PROMPT: Search the material for the string "Temperature", then return every line where it is found.
[Start of DATA RECORDS]
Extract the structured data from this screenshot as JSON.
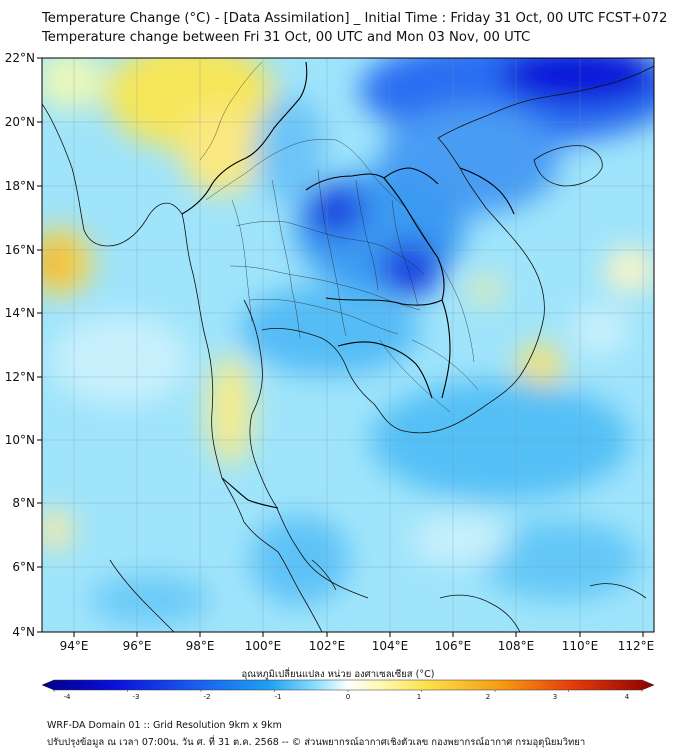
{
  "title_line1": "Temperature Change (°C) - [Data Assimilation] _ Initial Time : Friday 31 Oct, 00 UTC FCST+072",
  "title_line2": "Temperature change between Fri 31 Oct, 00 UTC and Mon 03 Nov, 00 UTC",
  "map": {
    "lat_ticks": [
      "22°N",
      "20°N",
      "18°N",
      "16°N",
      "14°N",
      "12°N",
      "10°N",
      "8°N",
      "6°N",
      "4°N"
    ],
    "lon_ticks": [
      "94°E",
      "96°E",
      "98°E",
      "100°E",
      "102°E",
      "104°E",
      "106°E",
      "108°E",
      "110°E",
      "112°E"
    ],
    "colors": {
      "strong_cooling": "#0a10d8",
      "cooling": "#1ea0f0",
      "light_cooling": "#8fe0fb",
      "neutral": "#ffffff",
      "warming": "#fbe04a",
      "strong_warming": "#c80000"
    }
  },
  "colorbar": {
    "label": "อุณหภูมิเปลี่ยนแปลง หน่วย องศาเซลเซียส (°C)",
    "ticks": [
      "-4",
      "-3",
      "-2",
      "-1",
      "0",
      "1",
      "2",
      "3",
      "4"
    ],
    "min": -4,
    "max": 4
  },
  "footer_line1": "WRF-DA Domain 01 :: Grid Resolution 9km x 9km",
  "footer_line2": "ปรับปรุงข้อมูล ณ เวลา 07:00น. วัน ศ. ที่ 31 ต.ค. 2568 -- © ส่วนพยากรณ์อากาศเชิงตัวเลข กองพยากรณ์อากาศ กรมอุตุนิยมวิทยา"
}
[End of DATA RECORDS]
[Start of DATA RECORDS]
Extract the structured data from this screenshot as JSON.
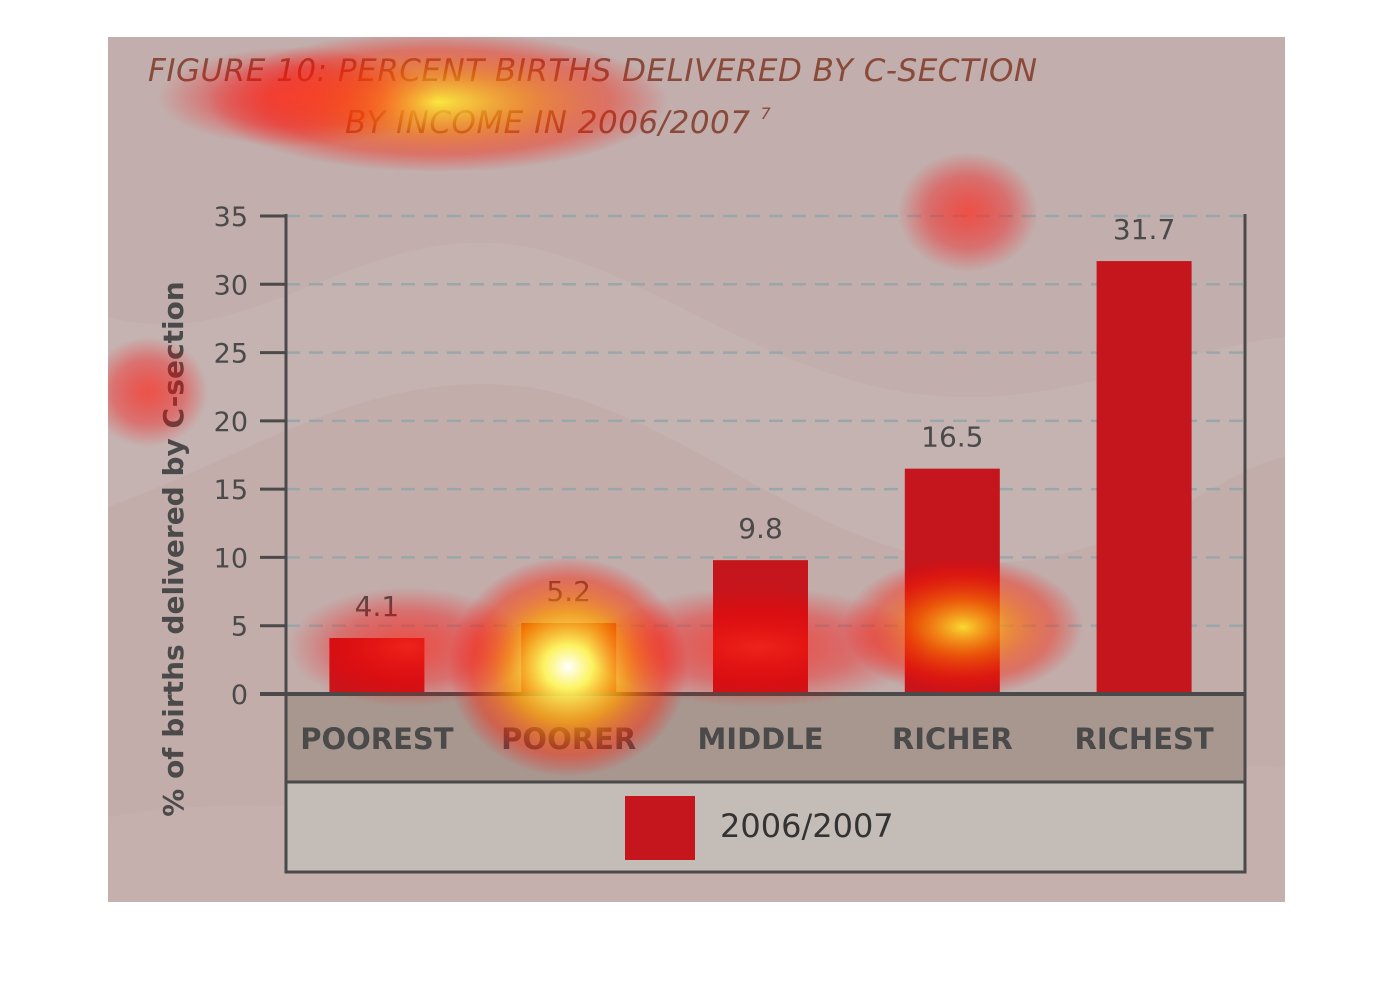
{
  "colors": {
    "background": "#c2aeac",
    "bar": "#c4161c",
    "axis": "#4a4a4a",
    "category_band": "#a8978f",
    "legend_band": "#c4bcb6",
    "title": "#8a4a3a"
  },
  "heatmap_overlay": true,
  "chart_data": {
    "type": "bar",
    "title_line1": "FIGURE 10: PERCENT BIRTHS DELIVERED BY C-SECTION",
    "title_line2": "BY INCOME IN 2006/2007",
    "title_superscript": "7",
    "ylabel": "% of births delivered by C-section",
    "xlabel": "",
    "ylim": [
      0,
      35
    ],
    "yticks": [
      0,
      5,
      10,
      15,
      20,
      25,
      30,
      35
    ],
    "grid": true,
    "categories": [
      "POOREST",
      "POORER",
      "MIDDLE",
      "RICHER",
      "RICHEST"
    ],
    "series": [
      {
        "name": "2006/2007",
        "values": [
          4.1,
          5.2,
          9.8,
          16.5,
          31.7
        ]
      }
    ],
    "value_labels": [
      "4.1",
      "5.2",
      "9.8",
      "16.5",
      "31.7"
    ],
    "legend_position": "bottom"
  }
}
[End of DATA RECORDS]
WRITTEN RESPONSE:
  "title_line1": "Temperature Change (°C) - [Data Assimilation] _ Initial Time : Friday 31 Oct, 00 UTC FCST+072",
  "title_line2": "Temperature change between Fri 31 Oct, 00 UTC and Mon 03 Nov, 00 UTC",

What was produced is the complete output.